■ **RECORDS PROVIDED**
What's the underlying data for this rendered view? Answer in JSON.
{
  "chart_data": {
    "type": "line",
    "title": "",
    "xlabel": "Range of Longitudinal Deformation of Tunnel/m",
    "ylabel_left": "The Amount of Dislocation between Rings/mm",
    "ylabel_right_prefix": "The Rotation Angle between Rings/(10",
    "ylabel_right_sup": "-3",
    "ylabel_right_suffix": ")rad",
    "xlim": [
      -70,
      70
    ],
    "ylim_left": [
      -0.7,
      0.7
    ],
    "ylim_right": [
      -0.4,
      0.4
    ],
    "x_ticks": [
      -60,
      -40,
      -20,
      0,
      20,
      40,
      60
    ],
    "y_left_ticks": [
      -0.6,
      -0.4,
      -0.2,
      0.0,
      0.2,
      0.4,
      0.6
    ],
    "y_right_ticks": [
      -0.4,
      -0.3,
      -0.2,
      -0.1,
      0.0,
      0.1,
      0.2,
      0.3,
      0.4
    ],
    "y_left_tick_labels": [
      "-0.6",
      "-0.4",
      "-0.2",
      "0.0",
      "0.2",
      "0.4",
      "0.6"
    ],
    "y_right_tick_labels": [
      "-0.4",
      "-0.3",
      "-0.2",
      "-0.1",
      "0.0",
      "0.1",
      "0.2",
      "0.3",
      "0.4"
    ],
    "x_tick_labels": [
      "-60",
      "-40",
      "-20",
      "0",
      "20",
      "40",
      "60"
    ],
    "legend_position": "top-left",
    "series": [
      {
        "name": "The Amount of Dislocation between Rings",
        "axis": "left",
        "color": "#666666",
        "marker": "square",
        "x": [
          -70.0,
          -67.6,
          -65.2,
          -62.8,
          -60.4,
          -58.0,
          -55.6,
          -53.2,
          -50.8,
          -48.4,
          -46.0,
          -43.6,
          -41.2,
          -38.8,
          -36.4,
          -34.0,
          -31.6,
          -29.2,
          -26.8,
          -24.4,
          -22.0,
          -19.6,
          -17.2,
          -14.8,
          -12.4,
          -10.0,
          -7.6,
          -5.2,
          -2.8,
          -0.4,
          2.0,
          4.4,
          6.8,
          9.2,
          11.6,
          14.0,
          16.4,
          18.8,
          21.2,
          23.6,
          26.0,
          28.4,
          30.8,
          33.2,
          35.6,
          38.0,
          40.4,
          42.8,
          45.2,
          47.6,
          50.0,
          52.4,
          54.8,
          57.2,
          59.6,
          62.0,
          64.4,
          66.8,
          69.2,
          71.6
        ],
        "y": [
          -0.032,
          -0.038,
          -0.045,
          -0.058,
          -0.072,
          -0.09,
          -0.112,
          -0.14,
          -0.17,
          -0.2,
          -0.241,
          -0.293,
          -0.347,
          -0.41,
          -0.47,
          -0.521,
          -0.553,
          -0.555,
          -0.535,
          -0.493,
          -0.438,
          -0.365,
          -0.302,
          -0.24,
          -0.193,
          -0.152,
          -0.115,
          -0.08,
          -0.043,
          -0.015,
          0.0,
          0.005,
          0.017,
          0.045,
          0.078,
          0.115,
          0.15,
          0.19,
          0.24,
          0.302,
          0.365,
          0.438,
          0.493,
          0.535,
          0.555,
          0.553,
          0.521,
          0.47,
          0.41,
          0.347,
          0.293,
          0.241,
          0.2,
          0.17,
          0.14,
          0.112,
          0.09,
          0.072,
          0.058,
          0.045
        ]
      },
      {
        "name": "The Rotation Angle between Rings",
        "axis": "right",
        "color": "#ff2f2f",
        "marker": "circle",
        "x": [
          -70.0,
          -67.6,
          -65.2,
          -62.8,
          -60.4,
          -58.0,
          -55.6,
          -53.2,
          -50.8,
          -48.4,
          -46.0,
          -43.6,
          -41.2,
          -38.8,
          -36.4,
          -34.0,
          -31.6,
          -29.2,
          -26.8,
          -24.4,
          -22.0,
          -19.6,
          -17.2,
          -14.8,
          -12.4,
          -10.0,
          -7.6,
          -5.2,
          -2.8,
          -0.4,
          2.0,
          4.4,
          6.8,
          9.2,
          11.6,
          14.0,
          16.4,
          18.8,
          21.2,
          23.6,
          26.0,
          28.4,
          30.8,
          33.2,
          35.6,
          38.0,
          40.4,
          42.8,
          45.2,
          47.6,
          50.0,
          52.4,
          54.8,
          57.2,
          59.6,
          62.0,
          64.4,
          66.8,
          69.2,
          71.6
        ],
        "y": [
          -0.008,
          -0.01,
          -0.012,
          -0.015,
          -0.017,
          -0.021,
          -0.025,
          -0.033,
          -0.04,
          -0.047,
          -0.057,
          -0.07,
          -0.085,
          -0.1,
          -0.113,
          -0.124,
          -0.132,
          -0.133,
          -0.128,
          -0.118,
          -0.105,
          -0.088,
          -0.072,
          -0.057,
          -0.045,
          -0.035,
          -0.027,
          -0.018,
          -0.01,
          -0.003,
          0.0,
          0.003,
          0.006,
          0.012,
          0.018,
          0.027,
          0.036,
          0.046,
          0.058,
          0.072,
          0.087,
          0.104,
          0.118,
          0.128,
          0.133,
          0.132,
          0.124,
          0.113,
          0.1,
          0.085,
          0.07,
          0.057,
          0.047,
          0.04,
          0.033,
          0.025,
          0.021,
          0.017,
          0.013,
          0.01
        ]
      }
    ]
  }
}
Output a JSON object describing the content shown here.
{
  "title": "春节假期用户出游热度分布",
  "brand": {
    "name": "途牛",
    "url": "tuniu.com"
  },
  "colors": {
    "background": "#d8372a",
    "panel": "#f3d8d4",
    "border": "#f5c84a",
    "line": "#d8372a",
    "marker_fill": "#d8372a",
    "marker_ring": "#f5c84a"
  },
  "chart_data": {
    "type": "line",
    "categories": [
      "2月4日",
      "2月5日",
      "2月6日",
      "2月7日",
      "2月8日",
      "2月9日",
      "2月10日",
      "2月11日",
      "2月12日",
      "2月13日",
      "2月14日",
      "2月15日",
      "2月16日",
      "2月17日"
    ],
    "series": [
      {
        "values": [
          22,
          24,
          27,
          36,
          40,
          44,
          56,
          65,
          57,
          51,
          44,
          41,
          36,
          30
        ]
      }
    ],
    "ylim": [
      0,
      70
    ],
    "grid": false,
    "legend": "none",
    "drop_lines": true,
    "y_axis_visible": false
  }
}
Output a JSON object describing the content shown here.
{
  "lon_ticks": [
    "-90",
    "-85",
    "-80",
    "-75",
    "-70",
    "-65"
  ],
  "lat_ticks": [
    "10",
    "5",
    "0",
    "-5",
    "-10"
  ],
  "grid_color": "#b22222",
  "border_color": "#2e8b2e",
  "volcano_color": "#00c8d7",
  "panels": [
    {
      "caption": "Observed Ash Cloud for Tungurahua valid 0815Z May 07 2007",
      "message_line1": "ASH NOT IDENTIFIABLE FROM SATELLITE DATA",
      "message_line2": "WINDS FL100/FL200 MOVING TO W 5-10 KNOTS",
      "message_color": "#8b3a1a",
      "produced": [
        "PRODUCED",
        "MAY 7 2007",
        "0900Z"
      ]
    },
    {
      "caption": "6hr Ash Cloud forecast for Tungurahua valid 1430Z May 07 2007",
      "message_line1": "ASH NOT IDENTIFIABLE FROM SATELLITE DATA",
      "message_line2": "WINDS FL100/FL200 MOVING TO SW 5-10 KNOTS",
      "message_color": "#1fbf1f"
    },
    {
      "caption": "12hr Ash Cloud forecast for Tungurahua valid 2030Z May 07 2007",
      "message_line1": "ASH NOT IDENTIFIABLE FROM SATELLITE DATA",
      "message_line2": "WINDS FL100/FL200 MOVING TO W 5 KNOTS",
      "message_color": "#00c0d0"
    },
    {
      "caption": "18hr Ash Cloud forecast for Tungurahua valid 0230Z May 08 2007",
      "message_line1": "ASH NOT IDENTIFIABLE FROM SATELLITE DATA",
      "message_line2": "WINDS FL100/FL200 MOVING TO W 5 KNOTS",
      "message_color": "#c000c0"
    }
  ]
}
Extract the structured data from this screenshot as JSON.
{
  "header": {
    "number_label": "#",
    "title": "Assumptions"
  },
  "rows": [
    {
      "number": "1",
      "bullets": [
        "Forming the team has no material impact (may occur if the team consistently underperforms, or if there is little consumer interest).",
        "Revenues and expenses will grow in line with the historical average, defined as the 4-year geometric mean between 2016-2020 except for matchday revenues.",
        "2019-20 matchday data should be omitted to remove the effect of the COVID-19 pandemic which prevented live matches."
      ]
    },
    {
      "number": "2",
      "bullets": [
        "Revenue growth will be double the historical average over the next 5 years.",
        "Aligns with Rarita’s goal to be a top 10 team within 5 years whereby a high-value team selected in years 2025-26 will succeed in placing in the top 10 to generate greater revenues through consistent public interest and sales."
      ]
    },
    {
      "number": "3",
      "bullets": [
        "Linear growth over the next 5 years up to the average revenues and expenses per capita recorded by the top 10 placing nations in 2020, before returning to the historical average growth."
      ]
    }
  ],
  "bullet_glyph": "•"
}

■ **WHAT TO WORK ON**
How many of the lines above hold the word "matchday"? Give only that number.

■ **SOLUTION TO THIS TASK**
2